Em um tipo de sociedade, na qual as mulheres não eram consideradas dignas
ou aptas a ser testemunhas em qualquer processo, Jesus escolheu mulheres para
serem suas testemunhas privilegiadas. É difícil imaginar como naquele tipo de
sociedade, uma mulher “normal” teria
a liberdade de “seguir” e “servir” a um rabino itinerante como
Jesus e a seu grupo masculino. Mateus já tinha dito que as mulheres que
acompanharam a paixão, haviam seguido Jesus desde os tempos da Galiléia,
servindo-o” (Mt 27, 55). Tinham de ser mulheres “especiais”.
Lucas diz que
eram várias e cita algumas: Maria Madalena a quem o Senhor tinha libertado de
“sete demônios”. Libertada, era mais livre do que outras. Maria era uma pessoa
de aldeia. Chama-se “Madalena” como
podem me chamar de “pernambucano”.
Ela é de Magdala, uma aldeia da beira do lago da Galiléia. Elizabeth e Jürgen
Moltmann dizem que “ela sofria de uma grave doença mental, provavelmente
epilepsia e começou a seguir Jesus porque ele a curou”[2].
Conforme a
tradição, Maria Madalena ocupou uma função de liderança feminina nas primeiras
comunidades cristãs. Sempre que os evangelistas trazem nome de mulheres
discípulas, o nome dela vem em primeiro lugar. E nos Evangelhos apócrifos,
aparecem cenas, nas quais Pedro disputa com ela a coordenação do grupo. O nome
das outras mulheres vem junto de uma alusão a certo poder social: Joana, mulher
do procurador ou intendente de Herodes na Galiléia e Susana que, com outras,
garantiam o sustento do grupo. Então, eram mulheres com mais poder aquisitivo
do que os homens que seguiam Jesus. Este dado parece histórico. Vem mesmo da
vida de Jesus. Isso fica claro porque é justamente este evangelho que mais
realça a pobreza como valor evangélico, o que fala da posição social elevada
que elas têm. Então, só podemos ficar contentes com o fato de que mesmo essa
escolha radical da pobreza como comunhão com os mais pequeninos não exclui
ninguém, nem mesmo as pessoas de classe média ou mais ricas que se integram na
caminhada do grupo, como seria o caso dessas duas, Joana e Suzana. Alonso
Shokel na Bíblia do Peregrino comenta: “Ao grupo de seguidores, junta-se um
grupo de mulheres, contra os costumes dos rabinos”[3].

**Objetivo da tarefa:** De acordo com o texto para análise, por que Maria é chamada de "Madalena"? Responda em uma a três frases. As entradas não desempenham nenhum papel aqui.

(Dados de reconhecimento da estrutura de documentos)
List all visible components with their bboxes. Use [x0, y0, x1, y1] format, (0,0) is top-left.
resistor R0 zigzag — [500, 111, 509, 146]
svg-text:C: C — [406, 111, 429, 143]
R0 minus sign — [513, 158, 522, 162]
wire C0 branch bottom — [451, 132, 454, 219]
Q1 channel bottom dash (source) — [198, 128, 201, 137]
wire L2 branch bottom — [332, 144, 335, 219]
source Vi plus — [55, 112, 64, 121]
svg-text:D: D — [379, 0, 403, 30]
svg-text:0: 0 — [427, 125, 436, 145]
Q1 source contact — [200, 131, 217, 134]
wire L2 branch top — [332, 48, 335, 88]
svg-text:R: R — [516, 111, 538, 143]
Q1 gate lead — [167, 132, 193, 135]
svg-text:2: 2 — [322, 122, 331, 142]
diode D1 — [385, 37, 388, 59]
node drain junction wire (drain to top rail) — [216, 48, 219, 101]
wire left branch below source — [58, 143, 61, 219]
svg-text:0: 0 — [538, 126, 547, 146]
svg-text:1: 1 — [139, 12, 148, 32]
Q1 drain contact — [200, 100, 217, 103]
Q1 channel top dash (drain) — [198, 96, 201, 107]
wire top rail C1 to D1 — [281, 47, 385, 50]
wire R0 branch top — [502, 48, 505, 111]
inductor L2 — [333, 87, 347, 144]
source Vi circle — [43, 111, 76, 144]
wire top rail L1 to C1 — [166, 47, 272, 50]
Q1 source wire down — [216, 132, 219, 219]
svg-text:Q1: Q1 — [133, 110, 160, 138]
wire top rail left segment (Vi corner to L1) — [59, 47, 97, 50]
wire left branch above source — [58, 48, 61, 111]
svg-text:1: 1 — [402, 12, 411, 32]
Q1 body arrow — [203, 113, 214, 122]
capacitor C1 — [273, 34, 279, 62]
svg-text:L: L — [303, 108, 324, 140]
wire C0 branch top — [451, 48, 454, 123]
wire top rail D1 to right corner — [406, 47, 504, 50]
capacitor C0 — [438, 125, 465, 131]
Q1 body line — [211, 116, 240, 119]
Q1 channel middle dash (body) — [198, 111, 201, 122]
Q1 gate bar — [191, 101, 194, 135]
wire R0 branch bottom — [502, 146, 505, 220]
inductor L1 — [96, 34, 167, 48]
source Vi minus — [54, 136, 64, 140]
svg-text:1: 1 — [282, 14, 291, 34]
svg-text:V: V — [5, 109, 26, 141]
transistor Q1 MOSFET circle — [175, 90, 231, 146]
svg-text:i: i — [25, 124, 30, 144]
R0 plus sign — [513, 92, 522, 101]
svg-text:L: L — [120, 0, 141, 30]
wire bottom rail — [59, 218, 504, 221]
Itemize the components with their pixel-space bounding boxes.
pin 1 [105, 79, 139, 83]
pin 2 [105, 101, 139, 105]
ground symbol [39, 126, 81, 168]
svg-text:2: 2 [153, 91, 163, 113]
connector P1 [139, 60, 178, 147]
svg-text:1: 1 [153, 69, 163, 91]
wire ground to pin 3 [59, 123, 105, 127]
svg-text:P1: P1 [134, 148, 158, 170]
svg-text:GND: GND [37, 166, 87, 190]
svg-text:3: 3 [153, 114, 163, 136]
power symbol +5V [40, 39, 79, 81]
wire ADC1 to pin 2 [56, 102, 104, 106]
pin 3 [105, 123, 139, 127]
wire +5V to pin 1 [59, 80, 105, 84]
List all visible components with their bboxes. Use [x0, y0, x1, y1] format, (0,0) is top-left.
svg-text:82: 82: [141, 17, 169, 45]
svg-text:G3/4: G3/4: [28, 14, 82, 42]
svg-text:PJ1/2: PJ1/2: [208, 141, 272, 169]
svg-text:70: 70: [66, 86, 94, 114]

**Resposta:** Maria é chamada de "Madalena" por ser de Magdala, uma aldeia à beira do lago da Galileia.